**Quoted passage**

+++

Please suggest a quick fix that will work for all functions/procedures.

I will not be able to use Mathematica in the future if this problem is not fixed.

21 Replies

We can't help you if you don't tell use what the problem is. Just start telling us what's going on.

There are more examples, but here is my latest example with NMaximize[]:

gbdist[n, q, [Delta]_] := ParameterMixtureDistribution[BinomialDistribution[n, p], p [Distributed] BetaDistribution[ q (-1 + 1/[Delta]), ((-1 + q) (-1 + [Delta]))/[Delta]]];

loglikelihood[data, {q, [Delta]_}] := \!( *UnderoverscriptBox[([Sum]), (i = 1), (Length[data])](Log[ PDF[gbdist[data[([)(i, 1)(])], q, [Delta]], data[([)(i, 2)(])]]]))

antdata={{200, 40}, {200, 78}, {200, 97}, {200, 81}, {200, 96}}

max1 = NMaximize[{loglikelihood[antdata1, {q, [Delta]}], 0 < q < 1, 0 < [Delta] < 1}, {q, [Delta]}]

In Mathematica V 11.2: Out[26]= {-23.49, {q -> 0.370439, [Delta] -> 0.073078}}

In Mathematica V 13: General::munfl: 1.9125910^-158 (-4.167710^-216) is too small to represent as a normalized machine number; precision may be lost.

These will not copy-and-paste. I rewrote so they can be used by others.

gbdist[n, q, del_] := ParameterMixtureDistribution[BinomialDistribution[n, p], Distributed[p, BetaDistribution[q (-1 + 1/del), ((-1 + q) (-1 + del))/del]]]

loglikelihood[data, {q, del_}] := Sum[Log[PDF[gbdist[data[[i, 1]], q, del], data[[i, 2]]]], {i, Length[data]}]

antdata = {{200, 40}, {200, 78}, {200, 97}, {200, 81}, {200, 96}}

max1 = NMaximize[{loglikelihood[antdata, {q, del}], 0 < q < 1, 0 < del < 1}, {q, del}]

As noted, this gives messages. Not noted,but more important, is that it returns unevaluated (which of course is bad). As suggested by @MarvinRayBurns, the following variant gives a viable result.

max1 = NMaximize[{loglikelihood[antdata, {q, del}], 0 < q < 1, 0 < del < 1}, {q, del}, WorkingPrecision->20]

A bug report has been filed about this.

Why limit NMaximize to machine precision? You might want to try the option WorkingPrecision. Like

         NMaximize[Cos[x^2 - 3 y] + Sin[x^2 + y^2], {x, y},WorkingPrecision -> 20]

.

Thank you Marvin and Daniel.

As noted by Daniel it now works.

I hope I can use the same modification in similar problems.

Daniel, I understand from your response that in the future Mathematica will automatically increase working precision instead of not evaluating the expression. Is that correct?

Christian

Dear Christian,

What changed in 11.3 is that Mathematica has aligned the workings of machine precision arithmetic to the rest of the industry, in that machine precision underflows no longer trigger an exception and a fall-back to Mathematica's extended precision arithmetic, but instead machine precision underflows flush to zero.

+++

**Goal of the exercise**
Carry on the forum thread about NMaximize and machine-precision underflow in Mathematica, starting after its last sentence. The material that follows plays no part in the work.

Collection entries:
+++

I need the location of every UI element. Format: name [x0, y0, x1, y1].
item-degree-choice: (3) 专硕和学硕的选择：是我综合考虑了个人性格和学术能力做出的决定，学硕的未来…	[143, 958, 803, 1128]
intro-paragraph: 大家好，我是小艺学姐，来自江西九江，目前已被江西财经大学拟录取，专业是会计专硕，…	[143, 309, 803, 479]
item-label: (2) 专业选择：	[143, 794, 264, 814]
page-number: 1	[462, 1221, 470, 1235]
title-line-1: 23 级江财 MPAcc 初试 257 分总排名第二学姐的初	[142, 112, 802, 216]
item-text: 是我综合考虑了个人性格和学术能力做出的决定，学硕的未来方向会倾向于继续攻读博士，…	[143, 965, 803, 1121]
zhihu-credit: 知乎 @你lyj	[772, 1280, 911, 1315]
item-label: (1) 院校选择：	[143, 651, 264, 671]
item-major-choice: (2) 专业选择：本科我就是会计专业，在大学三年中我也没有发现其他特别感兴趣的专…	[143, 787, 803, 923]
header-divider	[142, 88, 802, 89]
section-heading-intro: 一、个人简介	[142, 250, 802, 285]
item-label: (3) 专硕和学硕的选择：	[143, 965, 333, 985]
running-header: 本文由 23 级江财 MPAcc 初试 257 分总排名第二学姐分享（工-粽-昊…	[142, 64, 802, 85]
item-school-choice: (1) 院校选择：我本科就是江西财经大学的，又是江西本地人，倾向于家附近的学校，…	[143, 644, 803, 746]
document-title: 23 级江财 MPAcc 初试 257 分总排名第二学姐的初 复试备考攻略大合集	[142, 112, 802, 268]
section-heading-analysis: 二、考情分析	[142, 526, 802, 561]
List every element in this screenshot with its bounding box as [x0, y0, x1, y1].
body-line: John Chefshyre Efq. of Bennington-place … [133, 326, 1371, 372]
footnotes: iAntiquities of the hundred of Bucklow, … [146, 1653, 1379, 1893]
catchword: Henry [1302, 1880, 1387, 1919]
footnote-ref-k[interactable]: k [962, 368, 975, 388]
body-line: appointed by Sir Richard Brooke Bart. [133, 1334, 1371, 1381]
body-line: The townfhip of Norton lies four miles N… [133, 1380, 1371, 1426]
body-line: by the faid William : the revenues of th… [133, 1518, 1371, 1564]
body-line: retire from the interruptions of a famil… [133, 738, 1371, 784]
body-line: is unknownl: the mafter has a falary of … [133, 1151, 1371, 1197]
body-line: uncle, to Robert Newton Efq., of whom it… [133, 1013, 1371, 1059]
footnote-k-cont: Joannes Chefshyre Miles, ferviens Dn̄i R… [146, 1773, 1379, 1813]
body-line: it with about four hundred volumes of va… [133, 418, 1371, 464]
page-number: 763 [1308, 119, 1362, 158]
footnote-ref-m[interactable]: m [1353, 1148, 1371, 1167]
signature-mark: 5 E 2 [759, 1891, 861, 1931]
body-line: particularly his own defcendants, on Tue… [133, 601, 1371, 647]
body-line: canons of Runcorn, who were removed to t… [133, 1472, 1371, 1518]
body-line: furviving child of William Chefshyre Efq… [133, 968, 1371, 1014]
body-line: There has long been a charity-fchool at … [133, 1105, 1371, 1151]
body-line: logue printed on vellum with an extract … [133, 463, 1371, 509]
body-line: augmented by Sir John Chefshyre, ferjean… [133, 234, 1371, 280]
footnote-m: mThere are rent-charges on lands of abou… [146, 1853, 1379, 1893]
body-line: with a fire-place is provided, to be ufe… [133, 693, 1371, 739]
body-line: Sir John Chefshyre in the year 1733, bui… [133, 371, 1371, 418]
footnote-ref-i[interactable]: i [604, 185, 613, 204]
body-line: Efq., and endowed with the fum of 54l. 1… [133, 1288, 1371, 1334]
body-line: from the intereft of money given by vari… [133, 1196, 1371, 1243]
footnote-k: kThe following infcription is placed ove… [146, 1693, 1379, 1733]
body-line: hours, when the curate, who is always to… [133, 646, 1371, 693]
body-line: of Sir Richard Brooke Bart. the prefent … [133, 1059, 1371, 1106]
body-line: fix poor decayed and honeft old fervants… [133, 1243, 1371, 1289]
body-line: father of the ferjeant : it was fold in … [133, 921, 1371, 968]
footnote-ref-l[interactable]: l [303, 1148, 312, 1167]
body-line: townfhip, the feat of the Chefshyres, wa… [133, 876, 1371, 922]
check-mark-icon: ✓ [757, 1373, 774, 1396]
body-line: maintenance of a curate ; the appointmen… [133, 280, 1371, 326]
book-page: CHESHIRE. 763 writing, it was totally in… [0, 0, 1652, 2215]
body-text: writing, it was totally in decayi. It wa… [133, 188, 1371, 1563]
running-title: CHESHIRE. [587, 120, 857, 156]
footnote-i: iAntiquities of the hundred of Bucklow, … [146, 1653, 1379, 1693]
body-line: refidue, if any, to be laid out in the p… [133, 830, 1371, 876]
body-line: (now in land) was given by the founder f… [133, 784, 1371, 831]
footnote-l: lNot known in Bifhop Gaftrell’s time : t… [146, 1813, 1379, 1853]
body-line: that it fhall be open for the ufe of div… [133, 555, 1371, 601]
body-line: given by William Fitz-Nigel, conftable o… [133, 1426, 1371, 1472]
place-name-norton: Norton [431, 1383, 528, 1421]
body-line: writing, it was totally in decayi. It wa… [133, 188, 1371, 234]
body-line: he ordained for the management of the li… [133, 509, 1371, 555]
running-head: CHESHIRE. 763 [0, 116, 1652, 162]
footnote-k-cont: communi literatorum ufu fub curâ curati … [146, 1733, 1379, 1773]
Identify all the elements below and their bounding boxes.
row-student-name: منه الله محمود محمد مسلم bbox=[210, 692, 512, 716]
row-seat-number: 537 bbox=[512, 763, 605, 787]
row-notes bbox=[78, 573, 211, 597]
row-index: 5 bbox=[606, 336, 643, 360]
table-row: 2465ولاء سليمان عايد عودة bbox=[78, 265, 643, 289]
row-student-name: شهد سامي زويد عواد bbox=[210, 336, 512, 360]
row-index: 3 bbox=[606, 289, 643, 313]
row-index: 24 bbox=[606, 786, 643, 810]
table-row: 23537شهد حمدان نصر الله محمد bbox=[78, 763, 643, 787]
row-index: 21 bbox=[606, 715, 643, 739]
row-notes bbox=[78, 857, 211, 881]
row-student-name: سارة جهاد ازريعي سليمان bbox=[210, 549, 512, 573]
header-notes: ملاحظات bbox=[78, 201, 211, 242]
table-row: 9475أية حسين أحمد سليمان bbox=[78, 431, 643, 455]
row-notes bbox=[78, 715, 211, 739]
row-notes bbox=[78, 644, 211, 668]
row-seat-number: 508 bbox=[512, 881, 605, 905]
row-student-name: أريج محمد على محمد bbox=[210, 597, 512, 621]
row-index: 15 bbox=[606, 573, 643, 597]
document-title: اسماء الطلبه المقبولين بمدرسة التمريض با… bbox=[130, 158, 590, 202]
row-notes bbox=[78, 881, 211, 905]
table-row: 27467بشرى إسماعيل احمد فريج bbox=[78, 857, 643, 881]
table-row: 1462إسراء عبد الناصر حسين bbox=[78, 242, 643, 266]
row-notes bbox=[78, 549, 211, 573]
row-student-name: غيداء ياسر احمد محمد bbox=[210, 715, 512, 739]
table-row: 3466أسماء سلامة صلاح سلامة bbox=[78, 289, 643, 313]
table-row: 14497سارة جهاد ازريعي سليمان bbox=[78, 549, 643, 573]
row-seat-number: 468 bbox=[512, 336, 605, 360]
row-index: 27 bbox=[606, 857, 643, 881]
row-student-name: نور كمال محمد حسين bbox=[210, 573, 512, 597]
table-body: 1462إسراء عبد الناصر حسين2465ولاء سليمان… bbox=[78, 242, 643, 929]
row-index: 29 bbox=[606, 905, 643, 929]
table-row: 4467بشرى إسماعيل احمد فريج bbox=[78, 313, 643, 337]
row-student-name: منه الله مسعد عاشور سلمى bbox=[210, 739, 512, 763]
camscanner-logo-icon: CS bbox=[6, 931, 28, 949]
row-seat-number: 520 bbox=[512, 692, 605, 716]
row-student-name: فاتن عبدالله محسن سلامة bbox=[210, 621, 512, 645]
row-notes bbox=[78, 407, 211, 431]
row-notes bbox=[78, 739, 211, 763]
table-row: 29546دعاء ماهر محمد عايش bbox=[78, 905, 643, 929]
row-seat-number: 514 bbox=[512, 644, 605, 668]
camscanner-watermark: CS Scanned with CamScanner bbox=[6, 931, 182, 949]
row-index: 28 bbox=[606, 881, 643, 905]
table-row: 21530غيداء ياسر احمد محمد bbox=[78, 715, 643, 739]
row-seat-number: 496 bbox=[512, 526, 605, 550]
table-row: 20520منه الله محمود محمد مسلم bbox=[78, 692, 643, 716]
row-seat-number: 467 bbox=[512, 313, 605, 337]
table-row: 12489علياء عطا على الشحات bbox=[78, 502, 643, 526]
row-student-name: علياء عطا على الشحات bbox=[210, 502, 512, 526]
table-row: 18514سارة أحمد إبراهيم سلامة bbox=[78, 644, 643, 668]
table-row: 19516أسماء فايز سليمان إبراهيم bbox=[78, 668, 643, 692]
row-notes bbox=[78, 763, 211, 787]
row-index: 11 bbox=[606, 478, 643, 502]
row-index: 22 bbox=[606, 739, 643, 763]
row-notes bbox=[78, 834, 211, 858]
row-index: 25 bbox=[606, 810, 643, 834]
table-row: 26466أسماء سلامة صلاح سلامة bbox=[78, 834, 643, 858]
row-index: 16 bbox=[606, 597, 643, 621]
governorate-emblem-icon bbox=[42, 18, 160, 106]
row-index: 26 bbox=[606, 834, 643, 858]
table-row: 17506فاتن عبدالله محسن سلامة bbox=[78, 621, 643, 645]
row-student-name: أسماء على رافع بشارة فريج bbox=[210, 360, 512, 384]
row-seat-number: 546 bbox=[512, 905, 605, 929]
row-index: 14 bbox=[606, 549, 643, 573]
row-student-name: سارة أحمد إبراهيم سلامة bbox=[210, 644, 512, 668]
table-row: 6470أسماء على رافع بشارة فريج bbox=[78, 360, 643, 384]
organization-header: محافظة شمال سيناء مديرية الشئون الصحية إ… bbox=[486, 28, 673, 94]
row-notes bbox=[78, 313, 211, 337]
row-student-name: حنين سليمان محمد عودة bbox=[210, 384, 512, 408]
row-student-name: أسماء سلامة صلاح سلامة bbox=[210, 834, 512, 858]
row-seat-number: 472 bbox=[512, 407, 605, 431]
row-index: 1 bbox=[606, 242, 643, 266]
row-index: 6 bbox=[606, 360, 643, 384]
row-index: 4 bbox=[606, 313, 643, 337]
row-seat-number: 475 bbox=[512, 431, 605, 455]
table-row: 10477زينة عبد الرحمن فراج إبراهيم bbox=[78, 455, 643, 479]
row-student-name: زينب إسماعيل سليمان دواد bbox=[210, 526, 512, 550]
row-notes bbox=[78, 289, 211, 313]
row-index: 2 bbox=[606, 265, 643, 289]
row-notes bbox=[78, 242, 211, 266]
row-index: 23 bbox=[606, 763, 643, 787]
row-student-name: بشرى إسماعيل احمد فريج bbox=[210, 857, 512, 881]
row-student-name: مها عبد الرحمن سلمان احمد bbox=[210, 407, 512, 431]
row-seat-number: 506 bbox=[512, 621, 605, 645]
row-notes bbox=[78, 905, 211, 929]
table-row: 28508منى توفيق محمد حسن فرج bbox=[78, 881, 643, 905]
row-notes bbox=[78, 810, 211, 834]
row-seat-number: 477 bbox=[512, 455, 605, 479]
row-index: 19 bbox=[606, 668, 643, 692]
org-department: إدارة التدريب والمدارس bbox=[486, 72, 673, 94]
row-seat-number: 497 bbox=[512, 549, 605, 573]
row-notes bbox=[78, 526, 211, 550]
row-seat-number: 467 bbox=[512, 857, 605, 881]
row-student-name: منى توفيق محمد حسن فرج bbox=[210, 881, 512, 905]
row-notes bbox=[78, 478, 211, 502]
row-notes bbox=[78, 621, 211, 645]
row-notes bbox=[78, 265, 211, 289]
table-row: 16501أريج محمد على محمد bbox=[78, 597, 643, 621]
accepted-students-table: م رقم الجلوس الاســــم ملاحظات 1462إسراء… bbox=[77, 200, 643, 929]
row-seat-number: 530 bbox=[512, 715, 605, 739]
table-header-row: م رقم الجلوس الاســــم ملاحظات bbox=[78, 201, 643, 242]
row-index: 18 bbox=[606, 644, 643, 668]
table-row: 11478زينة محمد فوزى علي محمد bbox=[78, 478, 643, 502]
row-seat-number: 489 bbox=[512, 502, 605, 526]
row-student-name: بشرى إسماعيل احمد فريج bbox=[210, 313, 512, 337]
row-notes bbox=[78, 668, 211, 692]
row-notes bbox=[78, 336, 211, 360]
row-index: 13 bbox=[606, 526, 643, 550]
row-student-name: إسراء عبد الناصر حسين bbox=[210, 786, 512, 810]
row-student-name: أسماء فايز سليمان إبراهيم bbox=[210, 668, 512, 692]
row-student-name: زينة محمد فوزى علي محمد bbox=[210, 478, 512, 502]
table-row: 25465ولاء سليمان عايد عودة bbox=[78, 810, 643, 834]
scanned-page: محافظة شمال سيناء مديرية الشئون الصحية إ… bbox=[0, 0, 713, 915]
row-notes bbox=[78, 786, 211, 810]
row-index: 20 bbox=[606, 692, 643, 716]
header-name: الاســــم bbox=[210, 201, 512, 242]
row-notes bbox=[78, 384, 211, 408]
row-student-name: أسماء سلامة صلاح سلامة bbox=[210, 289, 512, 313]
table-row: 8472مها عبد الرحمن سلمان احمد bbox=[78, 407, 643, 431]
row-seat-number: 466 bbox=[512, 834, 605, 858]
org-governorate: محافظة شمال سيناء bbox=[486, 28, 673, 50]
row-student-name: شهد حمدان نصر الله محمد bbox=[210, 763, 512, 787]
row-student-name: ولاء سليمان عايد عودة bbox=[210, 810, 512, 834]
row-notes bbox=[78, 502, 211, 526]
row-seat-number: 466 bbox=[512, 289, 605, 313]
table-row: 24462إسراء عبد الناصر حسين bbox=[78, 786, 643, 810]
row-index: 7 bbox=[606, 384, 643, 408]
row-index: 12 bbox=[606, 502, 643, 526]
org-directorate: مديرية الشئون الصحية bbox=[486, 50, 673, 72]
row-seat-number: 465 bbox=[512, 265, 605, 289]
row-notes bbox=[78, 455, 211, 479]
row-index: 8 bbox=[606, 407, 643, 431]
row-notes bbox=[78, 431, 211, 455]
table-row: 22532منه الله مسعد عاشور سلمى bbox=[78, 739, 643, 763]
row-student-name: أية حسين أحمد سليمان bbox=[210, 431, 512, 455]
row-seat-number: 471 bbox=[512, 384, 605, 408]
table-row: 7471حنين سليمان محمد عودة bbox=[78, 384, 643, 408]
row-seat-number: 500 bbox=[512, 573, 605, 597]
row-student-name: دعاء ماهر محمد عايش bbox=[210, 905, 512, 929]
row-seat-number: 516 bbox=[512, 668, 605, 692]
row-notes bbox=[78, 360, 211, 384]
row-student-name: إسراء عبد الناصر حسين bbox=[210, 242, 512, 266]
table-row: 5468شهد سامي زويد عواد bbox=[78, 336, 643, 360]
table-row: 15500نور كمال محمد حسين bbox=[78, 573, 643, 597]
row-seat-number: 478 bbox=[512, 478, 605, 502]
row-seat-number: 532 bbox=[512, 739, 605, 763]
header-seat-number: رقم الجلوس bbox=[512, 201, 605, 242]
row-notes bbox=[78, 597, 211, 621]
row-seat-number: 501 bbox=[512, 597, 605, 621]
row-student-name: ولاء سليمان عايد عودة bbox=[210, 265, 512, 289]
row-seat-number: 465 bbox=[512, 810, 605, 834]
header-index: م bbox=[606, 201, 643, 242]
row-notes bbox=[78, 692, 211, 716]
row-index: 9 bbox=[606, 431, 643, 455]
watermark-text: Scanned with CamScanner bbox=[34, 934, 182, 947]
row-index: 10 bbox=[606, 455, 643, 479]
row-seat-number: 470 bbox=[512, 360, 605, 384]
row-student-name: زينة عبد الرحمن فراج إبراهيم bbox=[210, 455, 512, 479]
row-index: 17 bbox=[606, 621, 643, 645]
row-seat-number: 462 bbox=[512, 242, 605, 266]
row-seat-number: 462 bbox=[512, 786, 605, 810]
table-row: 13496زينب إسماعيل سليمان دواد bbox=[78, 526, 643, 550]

+++

**Output**
For example, using SciPy:

In [12]: scipy.stats.distributions.norm.pdf(39.0) # PDF flushes to zero
Out[12]: 0.0

In [13]: scipy.stats.distributions.norm.logpdf(39.0) # solution: use logPDF
Out[13]: -761.4189385332047

With this in mind, your example can be easily made to work should you have replaced Log[PDF[dist, x]] with LogLikelihood[dist, {x}].

Let me also reparameterize your distribution somewhat, and work in terms of gbdist[n, hh/(qq + hh), 1/(hh + 1 + qq] rather than gddist[n, q, del], as inequalities on q and del would translate into positivity of hh and qq. Once parameters are fitted, we can easily recover q and del.

gbdist[n_, q_, del_] := 
 ParameterMixtureDistribution[BinomialDistribution[n, p], 
  Distributed[p, 
   BetaDistribution[q (-1 + 1/del), ((-1 + q) (-1 + del))/del]]]

loglikelihood[data_, {qq_, hh_}] := 
 Sum[LogLikelihood[
   gbdist[Part[data, i, 1], hh/(qq + hh), 
    1/(hh + 1 + qq)], {Part[data, i, 2]}], {i, Length[data]}]

 antdata = {{200, 40}, {200, 78}, {200, 97}, {200, 81}, {200, 96}};

One last thing we've got to do is to replace Log[Beta[a, b]] with combination of LogGamma for the same reason of extending the range of applicability of machine precision:

ll = loglikelihood[antdata, {qq, hh}] /.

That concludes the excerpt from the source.